[WORK TO DO] Please pull out every line of the listing below that contains the word "Pensionslücke", matching uppercase and lowercase exactly.

####################

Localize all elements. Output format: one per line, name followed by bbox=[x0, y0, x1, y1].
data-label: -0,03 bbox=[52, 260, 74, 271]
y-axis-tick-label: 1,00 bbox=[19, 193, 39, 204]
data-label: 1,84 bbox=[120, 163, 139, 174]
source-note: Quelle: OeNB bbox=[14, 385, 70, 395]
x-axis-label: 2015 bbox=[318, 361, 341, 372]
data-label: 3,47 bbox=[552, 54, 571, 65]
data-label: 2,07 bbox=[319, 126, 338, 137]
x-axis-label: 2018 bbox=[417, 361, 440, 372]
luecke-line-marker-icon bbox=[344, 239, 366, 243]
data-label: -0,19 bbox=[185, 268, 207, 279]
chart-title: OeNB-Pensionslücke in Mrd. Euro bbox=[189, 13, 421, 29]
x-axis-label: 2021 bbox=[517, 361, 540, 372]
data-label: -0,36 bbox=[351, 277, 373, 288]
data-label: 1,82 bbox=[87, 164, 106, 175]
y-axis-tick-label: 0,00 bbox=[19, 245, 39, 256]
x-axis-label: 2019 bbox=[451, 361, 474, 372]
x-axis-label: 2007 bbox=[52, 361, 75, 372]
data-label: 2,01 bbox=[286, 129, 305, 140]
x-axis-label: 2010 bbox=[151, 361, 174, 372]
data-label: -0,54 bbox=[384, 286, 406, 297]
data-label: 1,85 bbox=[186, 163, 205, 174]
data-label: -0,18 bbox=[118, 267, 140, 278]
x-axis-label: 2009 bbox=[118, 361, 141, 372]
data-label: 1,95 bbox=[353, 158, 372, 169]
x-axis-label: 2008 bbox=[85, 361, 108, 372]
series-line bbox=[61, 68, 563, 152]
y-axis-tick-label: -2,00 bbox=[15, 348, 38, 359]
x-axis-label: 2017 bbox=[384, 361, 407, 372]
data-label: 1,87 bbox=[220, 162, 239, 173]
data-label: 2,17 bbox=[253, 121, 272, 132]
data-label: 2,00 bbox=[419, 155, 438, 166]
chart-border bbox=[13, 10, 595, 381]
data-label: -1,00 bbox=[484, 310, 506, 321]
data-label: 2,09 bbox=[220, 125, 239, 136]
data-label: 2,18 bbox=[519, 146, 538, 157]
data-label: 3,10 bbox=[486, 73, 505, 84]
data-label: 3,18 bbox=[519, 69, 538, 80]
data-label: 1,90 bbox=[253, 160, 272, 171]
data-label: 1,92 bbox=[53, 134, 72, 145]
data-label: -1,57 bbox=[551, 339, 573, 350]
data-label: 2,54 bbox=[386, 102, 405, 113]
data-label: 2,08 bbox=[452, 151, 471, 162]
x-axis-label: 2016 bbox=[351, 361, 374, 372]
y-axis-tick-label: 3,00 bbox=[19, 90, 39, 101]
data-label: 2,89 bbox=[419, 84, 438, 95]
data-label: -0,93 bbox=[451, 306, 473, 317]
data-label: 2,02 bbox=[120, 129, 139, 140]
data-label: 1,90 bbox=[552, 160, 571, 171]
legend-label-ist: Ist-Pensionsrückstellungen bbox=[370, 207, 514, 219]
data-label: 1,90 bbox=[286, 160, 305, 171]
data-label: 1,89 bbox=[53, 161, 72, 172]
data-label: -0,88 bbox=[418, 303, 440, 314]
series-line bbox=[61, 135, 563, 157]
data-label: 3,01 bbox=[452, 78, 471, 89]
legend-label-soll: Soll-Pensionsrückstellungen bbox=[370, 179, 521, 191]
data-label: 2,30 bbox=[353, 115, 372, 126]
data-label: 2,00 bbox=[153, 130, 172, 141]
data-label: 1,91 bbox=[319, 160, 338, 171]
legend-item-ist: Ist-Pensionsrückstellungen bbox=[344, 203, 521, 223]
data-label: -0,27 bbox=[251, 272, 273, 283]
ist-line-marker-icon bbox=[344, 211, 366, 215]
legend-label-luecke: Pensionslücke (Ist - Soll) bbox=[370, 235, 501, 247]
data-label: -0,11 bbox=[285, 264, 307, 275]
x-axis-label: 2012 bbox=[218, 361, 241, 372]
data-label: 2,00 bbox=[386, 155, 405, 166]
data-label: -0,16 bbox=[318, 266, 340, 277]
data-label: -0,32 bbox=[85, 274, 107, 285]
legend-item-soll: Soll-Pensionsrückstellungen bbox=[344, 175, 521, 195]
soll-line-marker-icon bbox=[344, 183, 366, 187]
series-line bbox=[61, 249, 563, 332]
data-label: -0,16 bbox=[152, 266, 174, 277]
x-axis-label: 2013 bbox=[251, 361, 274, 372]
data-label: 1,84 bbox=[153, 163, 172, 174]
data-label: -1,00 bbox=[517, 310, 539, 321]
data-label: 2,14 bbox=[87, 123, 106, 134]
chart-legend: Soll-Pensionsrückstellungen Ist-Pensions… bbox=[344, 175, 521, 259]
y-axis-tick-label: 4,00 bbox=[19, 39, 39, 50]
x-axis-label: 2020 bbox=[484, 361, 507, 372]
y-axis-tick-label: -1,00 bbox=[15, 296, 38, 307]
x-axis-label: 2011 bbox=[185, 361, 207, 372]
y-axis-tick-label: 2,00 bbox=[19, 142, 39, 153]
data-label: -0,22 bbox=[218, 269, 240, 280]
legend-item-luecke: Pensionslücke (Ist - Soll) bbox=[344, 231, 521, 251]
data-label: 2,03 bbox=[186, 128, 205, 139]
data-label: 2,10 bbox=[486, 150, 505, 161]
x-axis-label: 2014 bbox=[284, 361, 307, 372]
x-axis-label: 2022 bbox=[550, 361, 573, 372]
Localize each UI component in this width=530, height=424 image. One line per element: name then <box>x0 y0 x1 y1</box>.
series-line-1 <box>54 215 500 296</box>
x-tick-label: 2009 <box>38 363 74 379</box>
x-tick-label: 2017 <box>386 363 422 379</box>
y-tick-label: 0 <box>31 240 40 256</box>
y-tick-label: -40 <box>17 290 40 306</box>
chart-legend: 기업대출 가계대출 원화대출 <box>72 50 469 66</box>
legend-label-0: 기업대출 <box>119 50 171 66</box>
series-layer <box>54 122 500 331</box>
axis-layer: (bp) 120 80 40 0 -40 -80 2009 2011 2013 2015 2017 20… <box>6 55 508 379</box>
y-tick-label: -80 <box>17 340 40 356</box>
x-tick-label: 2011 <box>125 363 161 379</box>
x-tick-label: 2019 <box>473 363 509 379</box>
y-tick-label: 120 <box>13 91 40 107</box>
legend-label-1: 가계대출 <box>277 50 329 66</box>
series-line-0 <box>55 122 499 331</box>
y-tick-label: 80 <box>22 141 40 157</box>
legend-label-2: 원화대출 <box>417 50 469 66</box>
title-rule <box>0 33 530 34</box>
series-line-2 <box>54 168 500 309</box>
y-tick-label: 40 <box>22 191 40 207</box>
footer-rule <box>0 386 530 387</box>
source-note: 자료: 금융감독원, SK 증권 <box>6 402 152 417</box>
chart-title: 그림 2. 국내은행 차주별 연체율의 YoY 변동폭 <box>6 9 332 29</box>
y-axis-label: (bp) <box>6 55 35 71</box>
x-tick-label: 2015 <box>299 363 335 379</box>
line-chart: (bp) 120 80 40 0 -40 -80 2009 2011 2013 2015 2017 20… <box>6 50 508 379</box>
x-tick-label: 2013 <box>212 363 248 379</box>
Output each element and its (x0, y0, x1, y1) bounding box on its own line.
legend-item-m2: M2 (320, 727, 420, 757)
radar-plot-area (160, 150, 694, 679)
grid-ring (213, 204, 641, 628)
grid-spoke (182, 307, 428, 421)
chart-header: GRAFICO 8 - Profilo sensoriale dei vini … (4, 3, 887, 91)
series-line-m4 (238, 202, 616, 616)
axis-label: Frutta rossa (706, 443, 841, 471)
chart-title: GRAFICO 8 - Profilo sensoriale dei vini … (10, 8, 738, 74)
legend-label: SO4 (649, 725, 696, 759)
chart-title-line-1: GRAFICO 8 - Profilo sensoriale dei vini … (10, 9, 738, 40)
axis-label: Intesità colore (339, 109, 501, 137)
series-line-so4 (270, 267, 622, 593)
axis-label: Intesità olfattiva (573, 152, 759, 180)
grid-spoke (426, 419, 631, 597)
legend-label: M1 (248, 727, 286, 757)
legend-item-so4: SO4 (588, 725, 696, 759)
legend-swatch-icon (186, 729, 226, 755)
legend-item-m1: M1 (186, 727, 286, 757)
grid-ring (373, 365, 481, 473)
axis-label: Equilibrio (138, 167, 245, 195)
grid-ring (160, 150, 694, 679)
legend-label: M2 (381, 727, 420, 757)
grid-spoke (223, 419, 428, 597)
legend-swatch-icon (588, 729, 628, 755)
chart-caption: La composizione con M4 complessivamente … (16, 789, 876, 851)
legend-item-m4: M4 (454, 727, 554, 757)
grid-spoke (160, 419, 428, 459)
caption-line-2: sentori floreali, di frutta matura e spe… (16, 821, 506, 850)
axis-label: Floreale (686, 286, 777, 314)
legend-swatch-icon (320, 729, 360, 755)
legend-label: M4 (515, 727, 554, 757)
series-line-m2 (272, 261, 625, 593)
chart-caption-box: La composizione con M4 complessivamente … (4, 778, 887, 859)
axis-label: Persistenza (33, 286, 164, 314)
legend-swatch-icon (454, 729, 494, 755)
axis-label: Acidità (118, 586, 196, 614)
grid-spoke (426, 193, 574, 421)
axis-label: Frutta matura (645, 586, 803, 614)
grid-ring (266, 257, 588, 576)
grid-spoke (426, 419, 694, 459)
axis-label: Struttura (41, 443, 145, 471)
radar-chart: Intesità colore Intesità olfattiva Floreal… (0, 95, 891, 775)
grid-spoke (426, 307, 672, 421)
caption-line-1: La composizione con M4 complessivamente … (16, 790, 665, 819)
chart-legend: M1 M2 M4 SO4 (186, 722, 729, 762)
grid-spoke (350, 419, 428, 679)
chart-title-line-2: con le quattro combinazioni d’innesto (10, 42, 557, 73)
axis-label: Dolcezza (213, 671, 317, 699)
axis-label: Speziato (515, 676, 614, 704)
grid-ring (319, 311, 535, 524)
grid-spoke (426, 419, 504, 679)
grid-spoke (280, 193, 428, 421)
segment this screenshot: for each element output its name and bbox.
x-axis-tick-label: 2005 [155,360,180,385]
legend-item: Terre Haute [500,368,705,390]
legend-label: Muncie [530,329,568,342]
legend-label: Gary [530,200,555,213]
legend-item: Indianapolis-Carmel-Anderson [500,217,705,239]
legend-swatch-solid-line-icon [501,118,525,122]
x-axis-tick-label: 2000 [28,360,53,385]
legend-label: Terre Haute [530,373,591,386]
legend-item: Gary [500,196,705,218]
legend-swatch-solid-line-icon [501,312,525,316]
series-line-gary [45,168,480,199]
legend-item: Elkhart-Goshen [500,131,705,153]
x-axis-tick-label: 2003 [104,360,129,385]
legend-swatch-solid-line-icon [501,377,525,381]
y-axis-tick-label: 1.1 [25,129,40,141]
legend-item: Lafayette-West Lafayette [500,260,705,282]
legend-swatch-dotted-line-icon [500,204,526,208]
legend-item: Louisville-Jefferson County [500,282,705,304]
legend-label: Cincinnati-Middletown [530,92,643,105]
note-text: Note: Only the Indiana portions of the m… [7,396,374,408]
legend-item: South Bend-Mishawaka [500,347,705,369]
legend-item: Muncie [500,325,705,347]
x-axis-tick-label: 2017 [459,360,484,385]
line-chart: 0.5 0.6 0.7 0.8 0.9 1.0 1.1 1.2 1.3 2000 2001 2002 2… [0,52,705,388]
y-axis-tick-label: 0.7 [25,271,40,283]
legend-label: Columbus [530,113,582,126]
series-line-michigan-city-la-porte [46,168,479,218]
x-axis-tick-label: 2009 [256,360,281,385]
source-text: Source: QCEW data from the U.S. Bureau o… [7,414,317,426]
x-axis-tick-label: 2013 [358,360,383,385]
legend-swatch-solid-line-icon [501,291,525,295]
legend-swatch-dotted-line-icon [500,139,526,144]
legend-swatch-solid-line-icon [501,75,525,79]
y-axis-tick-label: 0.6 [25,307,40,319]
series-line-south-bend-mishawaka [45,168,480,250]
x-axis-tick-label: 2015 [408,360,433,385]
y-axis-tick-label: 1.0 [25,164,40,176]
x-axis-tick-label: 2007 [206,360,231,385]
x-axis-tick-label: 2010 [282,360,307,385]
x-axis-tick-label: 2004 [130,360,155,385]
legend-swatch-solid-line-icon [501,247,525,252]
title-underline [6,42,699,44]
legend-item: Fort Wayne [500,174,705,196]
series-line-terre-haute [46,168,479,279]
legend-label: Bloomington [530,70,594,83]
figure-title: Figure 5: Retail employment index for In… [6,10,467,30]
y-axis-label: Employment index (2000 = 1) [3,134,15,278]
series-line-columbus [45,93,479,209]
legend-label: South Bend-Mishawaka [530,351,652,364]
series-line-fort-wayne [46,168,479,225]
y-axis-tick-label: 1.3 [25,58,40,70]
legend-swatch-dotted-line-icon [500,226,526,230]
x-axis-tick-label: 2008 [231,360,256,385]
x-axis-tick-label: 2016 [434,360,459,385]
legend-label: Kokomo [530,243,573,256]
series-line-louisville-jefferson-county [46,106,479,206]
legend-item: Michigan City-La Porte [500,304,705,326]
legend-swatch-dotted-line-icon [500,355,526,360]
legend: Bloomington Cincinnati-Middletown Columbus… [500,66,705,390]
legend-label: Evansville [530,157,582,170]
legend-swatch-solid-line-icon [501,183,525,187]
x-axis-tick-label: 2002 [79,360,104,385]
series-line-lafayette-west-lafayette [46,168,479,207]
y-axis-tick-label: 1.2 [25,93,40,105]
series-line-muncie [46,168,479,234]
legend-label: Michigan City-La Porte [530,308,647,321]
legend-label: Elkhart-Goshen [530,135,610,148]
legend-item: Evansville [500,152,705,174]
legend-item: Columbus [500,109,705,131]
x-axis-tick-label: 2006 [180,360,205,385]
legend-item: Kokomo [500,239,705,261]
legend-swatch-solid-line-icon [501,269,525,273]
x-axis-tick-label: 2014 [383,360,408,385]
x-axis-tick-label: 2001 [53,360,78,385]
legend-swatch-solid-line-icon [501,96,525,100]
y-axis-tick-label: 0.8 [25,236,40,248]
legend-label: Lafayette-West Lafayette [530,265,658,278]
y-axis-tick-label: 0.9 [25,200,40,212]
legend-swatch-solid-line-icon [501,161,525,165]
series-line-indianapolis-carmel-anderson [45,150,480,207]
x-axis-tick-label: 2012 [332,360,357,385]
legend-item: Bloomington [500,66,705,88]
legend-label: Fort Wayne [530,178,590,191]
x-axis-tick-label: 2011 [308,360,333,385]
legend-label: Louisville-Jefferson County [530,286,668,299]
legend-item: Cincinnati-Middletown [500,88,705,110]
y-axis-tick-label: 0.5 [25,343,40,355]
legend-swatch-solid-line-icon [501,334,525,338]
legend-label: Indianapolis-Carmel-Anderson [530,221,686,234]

####################

[COMPLETED EXERCISE]
chart-title: OeNB-Pensionslücke in Mrd. Euro bbox=[189, 13, 421, 29]
legend-label-luecke: Pensionslücke (Ist - Soll) bbox=[370, 235, 501, 247]
legend-item-luecke: Pensionslücke (Ist - Soll) bbox=[344, 231, 521, 251]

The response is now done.